— WHAT THE TASK REQUIRES —
The entries are to be returned exactly, with images left out.

--- Begin RECORDS SUPPLIED ---

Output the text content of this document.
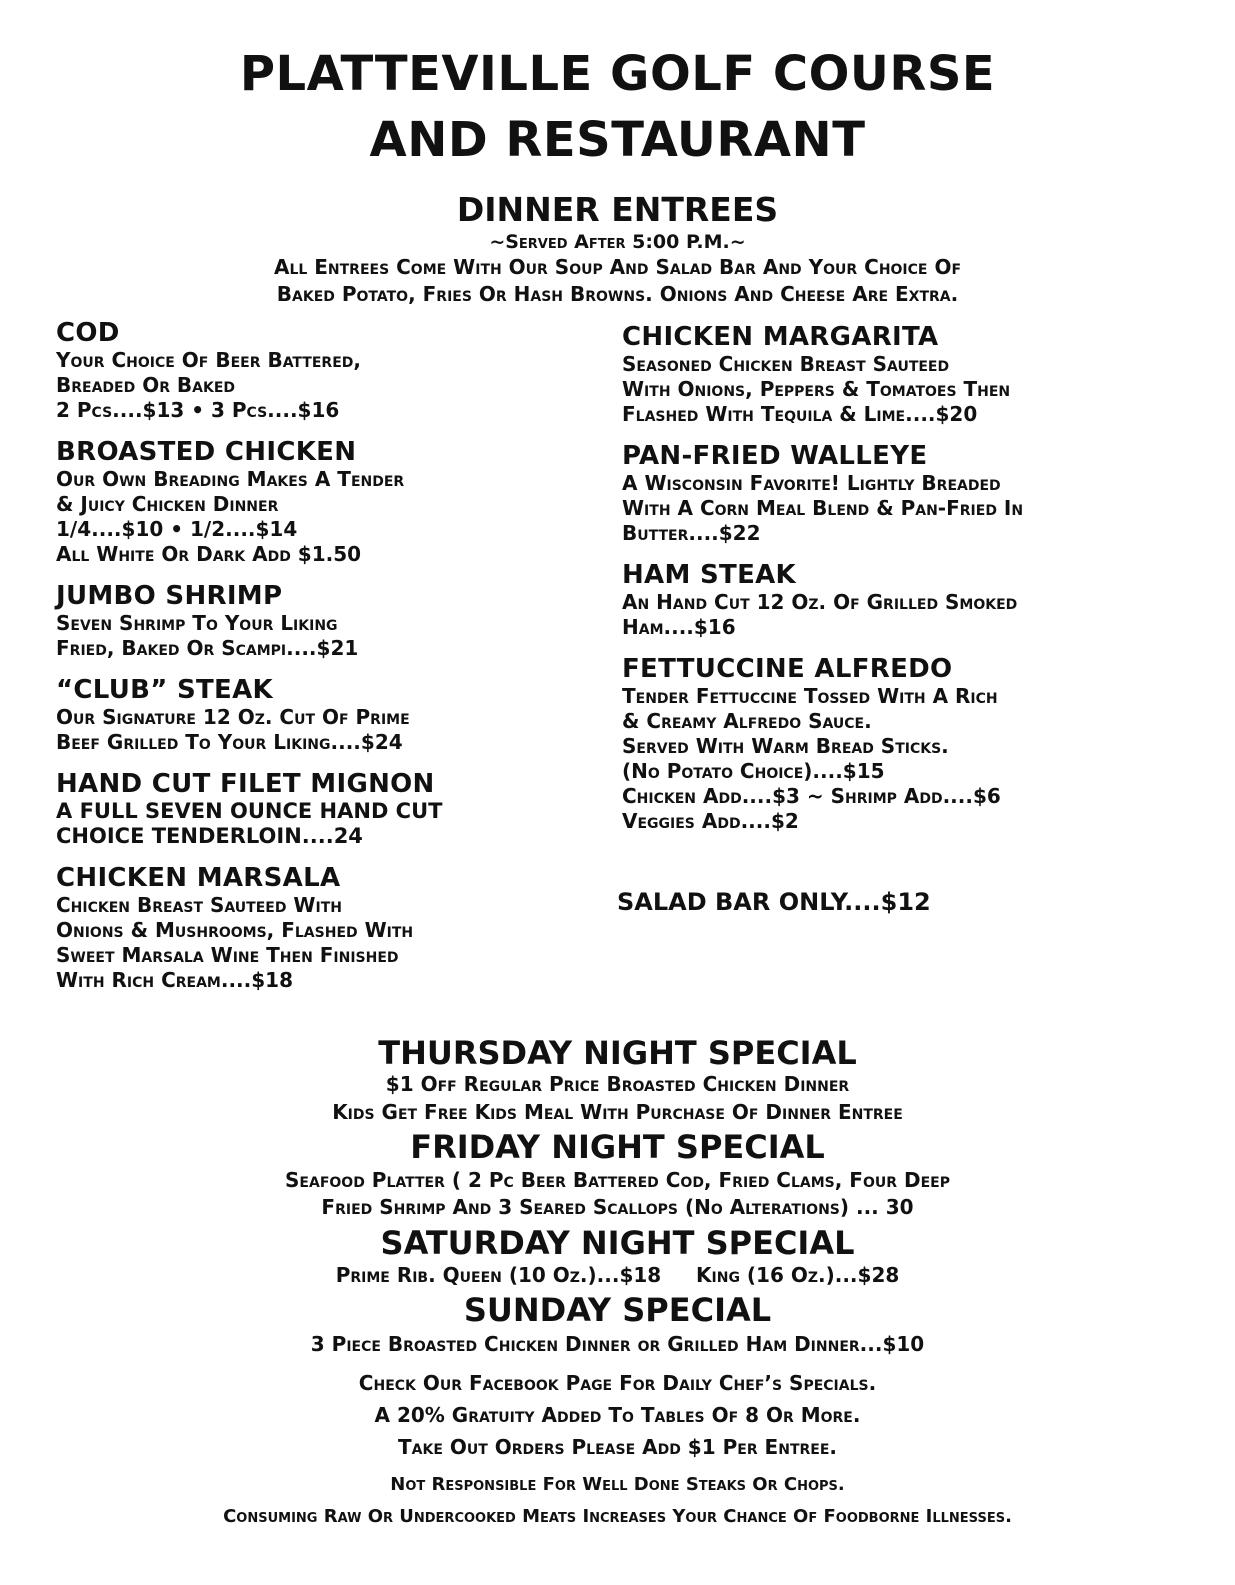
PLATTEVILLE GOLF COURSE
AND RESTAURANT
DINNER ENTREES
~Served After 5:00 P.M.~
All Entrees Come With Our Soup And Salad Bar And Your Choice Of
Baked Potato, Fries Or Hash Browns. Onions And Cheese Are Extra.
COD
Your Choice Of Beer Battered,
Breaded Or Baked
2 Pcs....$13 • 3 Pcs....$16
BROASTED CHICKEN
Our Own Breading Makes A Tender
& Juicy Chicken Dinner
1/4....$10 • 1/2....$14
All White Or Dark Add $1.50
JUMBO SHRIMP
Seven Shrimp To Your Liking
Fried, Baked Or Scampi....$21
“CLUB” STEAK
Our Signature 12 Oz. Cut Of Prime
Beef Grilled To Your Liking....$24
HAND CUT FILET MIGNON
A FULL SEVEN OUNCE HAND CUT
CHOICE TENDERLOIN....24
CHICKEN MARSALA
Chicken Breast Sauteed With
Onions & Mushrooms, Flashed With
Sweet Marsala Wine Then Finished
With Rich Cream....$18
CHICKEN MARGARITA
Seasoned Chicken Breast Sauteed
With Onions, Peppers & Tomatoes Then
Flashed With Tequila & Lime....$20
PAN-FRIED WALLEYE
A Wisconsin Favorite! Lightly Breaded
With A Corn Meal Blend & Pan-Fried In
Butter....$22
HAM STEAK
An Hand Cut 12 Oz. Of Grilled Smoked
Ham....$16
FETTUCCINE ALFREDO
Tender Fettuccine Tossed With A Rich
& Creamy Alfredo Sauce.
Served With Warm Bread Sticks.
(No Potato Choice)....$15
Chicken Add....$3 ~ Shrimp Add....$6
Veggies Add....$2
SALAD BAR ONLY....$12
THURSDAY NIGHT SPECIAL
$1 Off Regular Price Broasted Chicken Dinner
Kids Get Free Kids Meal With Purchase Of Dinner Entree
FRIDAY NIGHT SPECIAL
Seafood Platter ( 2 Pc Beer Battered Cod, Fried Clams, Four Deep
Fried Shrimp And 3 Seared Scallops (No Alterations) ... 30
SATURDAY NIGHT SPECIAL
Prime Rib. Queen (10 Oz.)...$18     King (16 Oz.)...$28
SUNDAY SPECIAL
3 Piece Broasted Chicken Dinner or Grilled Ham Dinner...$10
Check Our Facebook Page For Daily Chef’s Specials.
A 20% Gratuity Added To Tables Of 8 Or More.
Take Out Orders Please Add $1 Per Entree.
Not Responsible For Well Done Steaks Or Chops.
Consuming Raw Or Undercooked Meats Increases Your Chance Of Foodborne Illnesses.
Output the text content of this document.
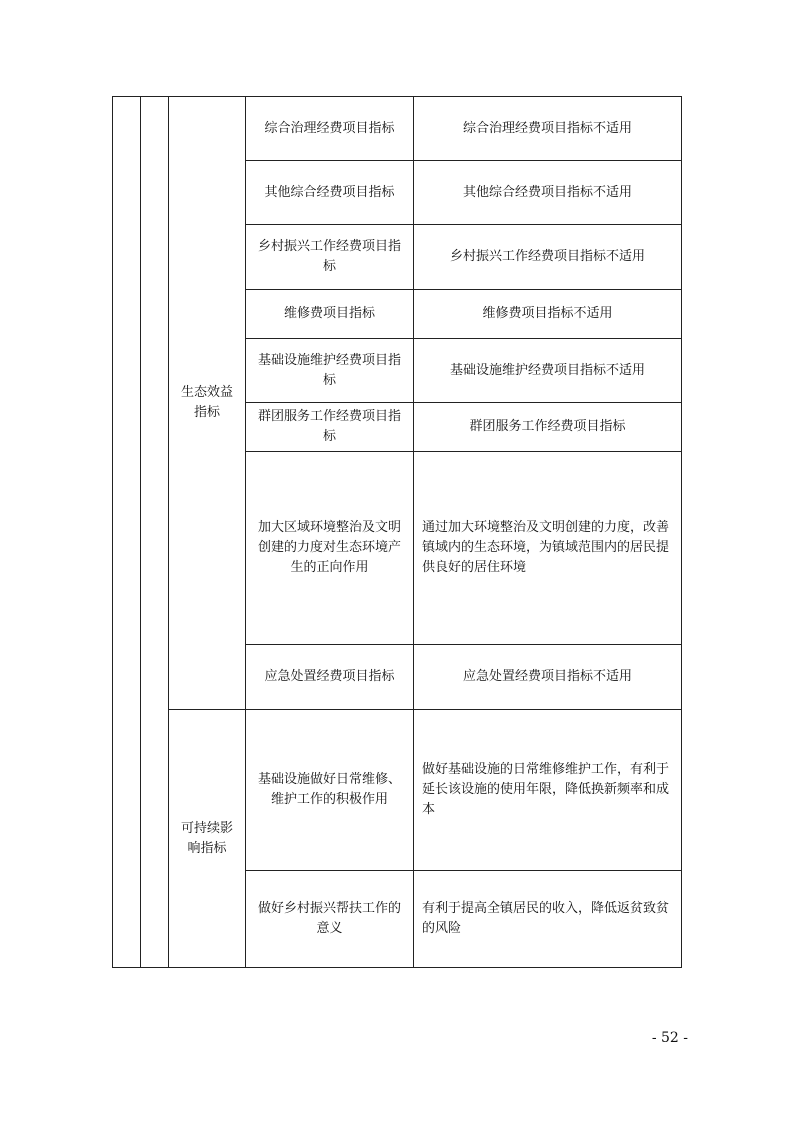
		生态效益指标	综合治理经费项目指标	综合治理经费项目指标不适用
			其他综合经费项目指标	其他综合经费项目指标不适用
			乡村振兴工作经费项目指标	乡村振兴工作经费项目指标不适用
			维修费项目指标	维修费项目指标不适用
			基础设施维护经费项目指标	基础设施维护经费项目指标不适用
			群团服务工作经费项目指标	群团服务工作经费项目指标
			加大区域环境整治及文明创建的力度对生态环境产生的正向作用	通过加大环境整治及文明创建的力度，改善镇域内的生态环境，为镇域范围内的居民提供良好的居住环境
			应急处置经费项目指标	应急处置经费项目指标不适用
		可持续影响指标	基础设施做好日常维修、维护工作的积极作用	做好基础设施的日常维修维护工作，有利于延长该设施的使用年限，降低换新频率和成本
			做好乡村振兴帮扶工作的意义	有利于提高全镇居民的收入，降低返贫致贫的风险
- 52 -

--- End RECORDS SUPPLIED ---

— ANSWER —
Output the text content of this document.
PLATTEVILLE GOLF COURSE
AND RESTAURANT
DINNER ENTREES
~Served After 5:00 P.M.~
All Entrees Come With Our Soup And Salad Bar And Your Choice Of
Baked Potato, Fries Or Hash Browns. Onions And Cheese Are Extra.
COD
Your Choice Of Beer Battered,
Breaded Or Baked
2 Pcs....$13 • 3 Pcs....$16
BROASTED CHICKEN
Our Own Breading Makes A Tender
& Juicy Chicken Dinner
1/4....$10 • 1/2....$14
All White Or Dark Add $1.50
JUMBO SHRIMP
Seven Shrimp To Your Liking
Fried, Baked Or Scampi....$21
“CLUB” STEAK
Our Signature 12 Oz. Cut Of Prime
Beef Grilled To Your Liking....$24
HAND CUT FILET MIGNON
A FULL SEVEN OUNCE HAND CUT
CHOICE TENDERLOIN....24
CHICKEN MARSALA
Chicken Breast Sauteed With
Onions & Mushrooms, Flashed With
Sweet Marsala Wine Then Finished
With Rich Cream....$18
CHICKEN MARGARITA
Seasoned Chicken Breast Sauteed
With Onions, Peppers & Tomatoes Then
Flashed With Tequila & Lime....$20
PAN-FRIED WALLEYE
A Wisconsin Favorite! Lightly Breaded
With A Corn Meal Blend & Pan-Fried In
Butter....$22
HAM STEAK
An Hand Cut 12 Oz. Of Grilled Smoked
Ham....$16
FETTUCCINE ALFREDO
Tender Fettuccine Tossed With A Rich
& Creamy Alfredo Sauce.
Served With Warm Bread Sticks.
(No Potato Choice)....$15
Chicken Add....$3 ~ Shrimp Add....$6
Veggies Add....$2
SALAD BAR ONLY....$12
THURSDAY NIGHT SPECIAL
$1 Off Regular Price Broasted Chicken Dinner
Kids Get Free Kids Meal With Purchase Of Dinner Entree
FRIDAY NIGHT SPECIAL
Seafood Platter ( 2 Pc Beer Battered Cod, Fried Clams, Four Deep
Fried Shrimp And 3 Seared Scallops (No Alterations) ... 30
SATURDAY NIGHT SPECIAL
Prime Rib. Queen (10 Oz.)...$18     King (16 Oz.)...$28
SUNDAY SPECIAL
3 Piece Broasted Chicken Dinner or Grilled Ham Dinner...$10
Check Our Facebook Page For Daily Chef’s Specials.
A 20% Gratuity Added To Tables Of 8 Or More.
Take Out Orders Please Add $1 Per Entree.
Not Responsible For Well Done Steaks Or Chops.
Consuming Raw Or Undercooked Meats Increases Your Chance Of Foodborne Illnesses.
Output the text content of this document.
		生态效益指标	综合治理经费项目指标	综合治理经费项目指标不适用
			其他综合经费项目指标	其他综合经费项目指标不适用
			乡村振兴工作经费项目指标	乡村振兴工作经费项目指标不适用
			维修费项目指标	维修费项目指标不适用
			基础设施维护经费项目指标	基础设施维护经费项目指标不适用
			群团服务工作经费项目指标	群团服务工作经费项目指标
			加大区域环境整治及文明创建的力度对生态环境产生的正向作用	通过加大环境整治及文明创建的力度，改善镇域内的生态环境，为镇域范围内的居民提供良好的居住环境
			应急处置经费项目指标	应急处置经费项目指标不适用
		可持续影响指标	基础设施做好日常维修、维护工作的积极作用	做好基础设施的日常维修维护工作，有利于延长该设施的使用年限，降低换新频率和成本
			做好乡村振兴帮扶工作的意义	有利于提高全镇居民的收入，降低返贫致贫的风险
- 52 -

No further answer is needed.